_Written task_: Will you quote all of the entries, word for word?

++++++

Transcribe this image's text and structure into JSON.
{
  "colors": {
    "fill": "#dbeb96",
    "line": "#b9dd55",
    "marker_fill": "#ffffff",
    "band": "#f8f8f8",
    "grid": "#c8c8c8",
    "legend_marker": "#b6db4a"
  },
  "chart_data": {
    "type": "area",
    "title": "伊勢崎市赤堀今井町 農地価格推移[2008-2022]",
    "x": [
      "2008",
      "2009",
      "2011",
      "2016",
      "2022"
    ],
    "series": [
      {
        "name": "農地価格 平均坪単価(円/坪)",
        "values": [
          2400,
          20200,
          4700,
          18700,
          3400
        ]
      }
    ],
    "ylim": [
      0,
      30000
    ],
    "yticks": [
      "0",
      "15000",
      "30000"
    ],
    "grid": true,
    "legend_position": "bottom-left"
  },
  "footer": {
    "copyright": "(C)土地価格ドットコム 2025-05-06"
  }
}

++++++

_Response_:
Transcribe this image's text and structure into JSON.
{
  "colors": {
    "fill": "#dbeb96",
    "line": "#b9dd55",
    "marker_fill": "#ffffff",
    "band": "#f8f8f8",
    "grid": "#c8c8c8",
    "legend_marker": "#b6db4a"
  },
  "chart_data": {
    "type": "area",
    "title": "伊勢崎市赤堀今井町 農地価格推移[2008-2022]",
    "x": [
      "2008",
      "2009",
      "2011",
      "2016",
      "2022"
    ],
    "series": [
      {
        "name": "農地価格 平均坪単価(円/坪)",
        "values": [
          2400,
          20200,
          4700,
          18700,
          3400
        ]
      }
    ],
    "ylim": [
      0,
      30000
    ],
    "yticks": [
      "0",
      "15000",
      "30000"
    ],
    "grid": true,
    "legend_position": "bottom-left"
  },
  "footer": {
    "copyright": "(C)土地価格ドットコム 2025-05-06"
  }
}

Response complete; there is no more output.